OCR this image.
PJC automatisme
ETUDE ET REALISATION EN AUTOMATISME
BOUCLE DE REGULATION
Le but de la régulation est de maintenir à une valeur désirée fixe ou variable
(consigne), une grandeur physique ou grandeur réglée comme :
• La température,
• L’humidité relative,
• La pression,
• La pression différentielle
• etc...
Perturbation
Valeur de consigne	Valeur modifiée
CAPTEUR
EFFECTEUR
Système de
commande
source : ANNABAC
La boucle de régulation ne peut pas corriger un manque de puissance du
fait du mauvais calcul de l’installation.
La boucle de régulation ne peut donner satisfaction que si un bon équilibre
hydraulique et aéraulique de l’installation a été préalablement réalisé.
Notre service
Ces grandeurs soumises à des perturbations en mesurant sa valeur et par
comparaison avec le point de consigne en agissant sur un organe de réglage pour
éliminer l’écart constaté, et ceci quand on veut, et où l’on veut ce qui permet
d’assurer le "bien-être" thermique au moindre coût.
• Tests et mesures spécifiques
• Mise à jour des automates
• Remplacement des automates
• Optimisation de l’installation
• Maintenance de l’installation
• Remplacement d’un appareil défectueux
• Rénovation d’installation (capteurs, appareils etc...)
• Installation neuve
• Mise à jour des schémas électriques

::::::::

• Short problem
Among the lines of the material, find those that hold the word "Remplacement" and copy them.

• Problem solution
• Remplacement des automates
• Remplacement d’un appareil défectueux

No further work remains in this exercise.